* start GIVEN RECORDS *

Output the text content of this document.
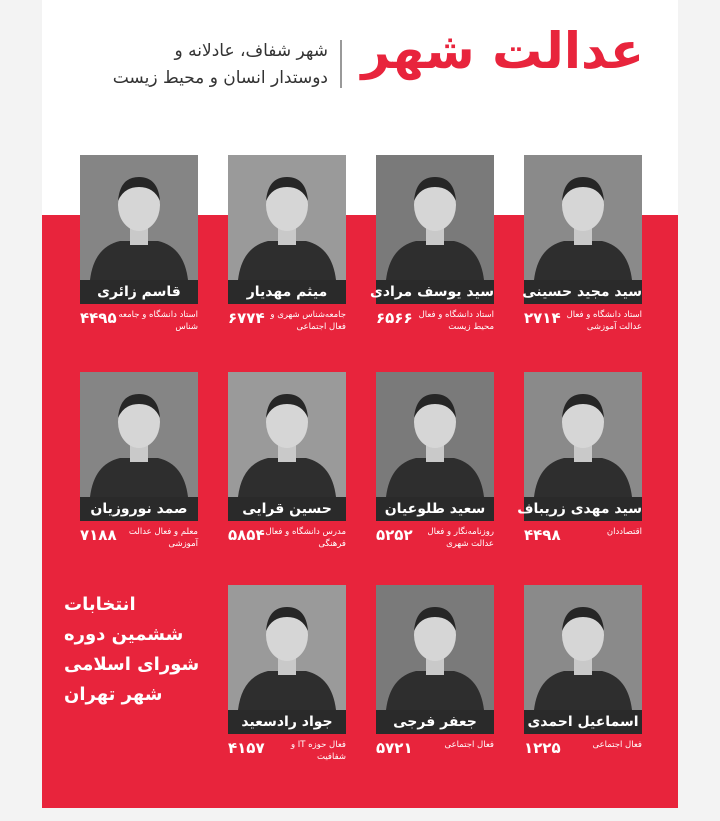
عدالت شهر
شهر شفاف، عادلانه و
دوستدار انسان و محیط زیست
سید مجید حسینی
استاد دانشگاه و فعال عدالت آموزشی
۲۷۱۴
سید یوسف مرادی
استاد دانشگاه و فعال محیط زیست
۶۵۶۶
میثم مهدیار
جامعه‌شناس شهری و فعال اجتماعی
۶۷۷۴
قاسم زائری
استاد دانشگاه و جامعه شناس
۴۴۹۵
سید مهدی زریباف
اقتصاددان
۴۴۹۸
سعید طلوعیان
روزنامه‌نگار و فعال عدالت شهری
۵۲۵۲
حسین قرایی
مدرس دانشگاه و فعال فرهنگی
۵۸۵۴
صمد نوروزیان
معلم و فعال عدالت آموزشی
۷۱۸۸
اسماعیل احمدی
فعال اجتماعی
۱۲۲۵
جعفر فرجی
فعال اجتماعی
۵۷۲۱
جواد رادسعید
فعال حوزه IT و شفافیت
۴۱۵۷
انتخابات
ششمین دوره
شورای اسلامی
شهر تهران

* end GIVEN RECORDS *

## TASK STATEMENT
Reproduce the material in full, word for word, and omit the pictures.

## TASK RESPONSE
Output the text content of this document.
عدالت شهر
شهر شفاف، عادلانه و
دوستدار انسان و محیط زیست
سید مجید حسینی
استاد دانشگاه و فعال عدالت آموزشی
۲۷۱۴
سید یوسف مرادی
استاد دانشگاه و فعال محیط زیست
۶۵۶۶
میثم مهدیار
جامعه‌شناس شهری و فعال اجتماعی
۶۷۷۴
قاسم زائری
استاد دانشگاه و جامعه شناس
۴۴۹۵
سید مهدی زریباف
اقتصاددان
۴۴۹۸
سعید طلوعیان
روزنامه‌نگار و فعال عدالت شهری
۵۲۵۲
حسین قرایی
مدرس دانشگاه و فعال فرهنگی
۵۸۵۴
صمد نوروزیان
معلم و فعال عدالت آموزشی
۷۱۸۸
اسماعیل احمدی
فعال اجتماعی
۱۲۲۵
جعفر فرجی
فعال اجتماعی
۵۷۲۱
جواد رادسعید
فعال حوزه IT و شفافیت
۴۱۵۷
انتخابات
ششمین دوره
شورای اسلامی
شهر تهران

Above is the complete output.